■ **YOUR INSTRUCTIONS**: For each statement below, say yes or no to whether the SaskPower update agrees with it, and quote the deciding words of the update. 1. SaskPower chose an Estevan site over a location near the Elbow region. 2. The technical evaluation led to the choice of the GE Hitachi BWRX 300 reactor. 3. The siting process has four steps.

■ **SOURCE DOCUMENT**:
SaskPower gave an update on their SMR project, going over some of the steps they took during the process.

The decision was announced earlier this year, with an Estevan site being selected over a location near the Elbow region.

Sarah Klein Bentley, a Supply Plan Engineer with SaskPower, gave a presentation on how they settled on a site.

"Overall the process has five steps starting with selecting the best-suited technology for SaskPower. So we used a number of siting criteria including technical engineering safety as well as environmental and social-cultural criteria to identify the most suitable areas in the province."

"The siting criteria was used to identify citing areas and was further refined through public and stakeholder engagement. Once we had narrowed the list of potential sites, we undertook a number of detailed studies on that shorter list to further aid in site selection, which is where we are about right now."

1. Technical Evaluation

The first step was centered around the technical evaluation, which resulted in the province choosing the GE Hitachi BWRX 300 reactor. The qualifications included the safety risks and requirements federally.

2. Information on the Areas

The second step saw SaskPower gather together information as to whether or not certain areas matched the technical, social, cultural, and environmental requirements for the project. That also included spatial regional data for each siting criterion. They also produced an indicator workbook that catalouged all the criteria with their own individual weight of importance.

■ **DATA FOR REVIEW**:
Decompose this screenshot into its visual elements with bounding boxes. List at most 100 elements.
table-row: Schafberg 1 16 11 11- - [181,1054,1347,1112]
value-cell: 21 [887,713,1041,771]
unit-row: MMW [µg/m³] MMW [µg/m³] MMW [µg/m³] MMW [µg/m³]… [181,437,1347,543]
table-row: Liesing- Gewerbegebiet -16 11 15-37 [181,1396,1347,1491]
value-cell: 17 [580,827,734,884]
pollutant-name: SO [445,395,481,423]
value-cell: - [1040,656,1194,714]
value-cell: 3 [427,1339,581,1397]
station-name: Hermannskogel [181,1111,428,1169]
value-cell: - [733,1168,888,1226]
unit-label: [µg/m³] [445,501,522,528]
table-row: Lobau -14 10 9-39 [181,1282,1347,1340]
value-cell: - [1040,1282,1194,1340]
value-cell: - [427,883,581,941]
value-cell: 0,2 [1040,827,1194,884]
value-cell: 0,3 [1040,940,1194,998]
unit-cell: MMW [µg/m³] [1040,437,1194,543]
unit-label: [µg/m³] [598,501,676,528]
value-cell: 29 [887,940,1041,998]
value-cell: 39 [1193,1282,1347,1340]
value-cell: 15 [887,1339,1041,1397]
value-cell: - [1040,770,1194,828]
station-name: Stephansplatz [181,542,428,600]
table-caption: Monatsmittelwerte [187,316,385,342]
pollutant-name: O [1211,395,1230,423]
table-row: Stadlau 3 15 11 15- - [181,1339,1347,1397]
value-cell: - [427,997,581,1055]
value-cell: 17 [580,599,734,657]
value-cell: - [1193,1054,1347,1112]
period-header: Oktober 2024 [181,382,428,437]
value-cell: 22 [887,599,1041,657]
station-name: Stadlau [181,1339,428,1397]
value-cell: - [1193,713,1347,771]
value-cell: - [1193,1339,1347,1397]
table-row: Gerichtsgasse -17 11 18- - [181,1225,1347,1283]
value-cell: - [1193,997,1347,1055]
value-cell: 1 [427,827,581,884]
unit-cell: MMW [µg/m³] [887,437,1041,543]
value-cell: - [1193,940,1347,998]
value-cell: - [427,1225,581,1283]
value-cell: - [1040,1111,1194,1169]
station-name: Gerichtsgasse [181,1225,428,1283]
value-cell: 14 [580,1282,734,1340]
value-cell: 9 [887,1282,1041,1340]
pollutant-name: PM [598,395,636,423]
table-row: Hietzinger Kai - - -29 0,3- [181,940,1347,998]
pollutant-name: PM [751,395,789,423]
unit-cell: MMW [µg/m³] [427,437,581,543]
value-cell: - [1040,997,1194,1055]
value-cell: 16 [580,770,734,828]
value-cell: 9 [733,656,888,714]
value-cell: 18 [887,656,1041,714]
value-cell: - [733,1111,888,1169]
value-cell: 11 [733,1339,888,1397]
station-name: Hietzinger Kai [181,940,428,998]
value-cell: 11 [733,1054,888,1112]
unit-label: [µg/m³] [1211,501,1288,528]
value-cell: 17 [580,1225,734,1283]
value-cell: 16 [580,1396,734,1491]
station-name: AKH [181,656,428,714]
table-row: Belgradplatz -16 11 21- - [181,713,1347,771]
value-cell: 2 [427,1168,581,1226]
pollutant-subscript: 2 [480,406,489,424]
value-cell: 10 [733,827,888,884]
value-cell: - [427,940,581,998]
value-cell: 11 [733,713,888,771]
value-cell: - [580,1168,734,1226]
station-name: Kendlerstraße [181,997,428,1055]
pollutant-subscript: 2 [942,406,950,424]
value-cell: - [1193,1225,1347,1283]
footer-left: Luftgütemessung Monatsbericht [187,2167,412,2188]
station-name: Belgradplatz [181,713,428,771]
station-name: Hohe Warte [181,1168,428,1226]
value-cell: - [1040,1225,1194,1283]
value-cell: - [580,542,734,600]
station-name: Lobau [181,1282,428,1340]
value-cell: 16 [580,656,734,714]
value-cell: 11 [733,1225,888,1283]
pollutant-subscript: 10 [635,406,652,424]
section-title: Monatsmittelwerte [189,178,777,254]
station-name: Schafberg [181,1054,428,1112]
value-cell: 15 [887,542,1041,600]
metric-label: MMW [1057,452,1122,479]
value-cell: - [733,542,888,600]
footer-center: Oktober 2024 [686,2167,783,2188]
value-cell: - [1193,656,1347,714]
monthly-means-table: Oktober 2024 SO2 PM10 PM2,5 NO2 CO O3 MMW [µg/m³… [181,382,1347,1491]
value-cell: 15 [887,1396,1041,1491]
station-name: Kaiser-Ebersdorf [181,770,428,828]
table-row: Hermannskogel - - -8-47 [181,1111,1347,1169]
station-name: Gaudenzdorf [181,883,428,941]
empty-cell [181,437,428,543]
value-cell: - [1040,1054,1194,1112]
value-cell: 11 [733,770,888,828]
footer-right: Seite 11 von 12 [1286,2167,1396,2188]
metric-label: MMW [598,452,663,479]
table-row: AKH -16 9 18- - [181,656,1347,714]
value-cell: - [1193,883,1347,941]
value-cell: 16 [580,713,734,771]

■ **RESPONSE TO THIS EXERCISE**:
1. Yes: "with an Estevan site being selected over a location near the Elbow region."
2. Yes: "which resulted in the province choosing the GE Hitachi BWRX 300 reactor."
3. No: "Overall the process has five steps"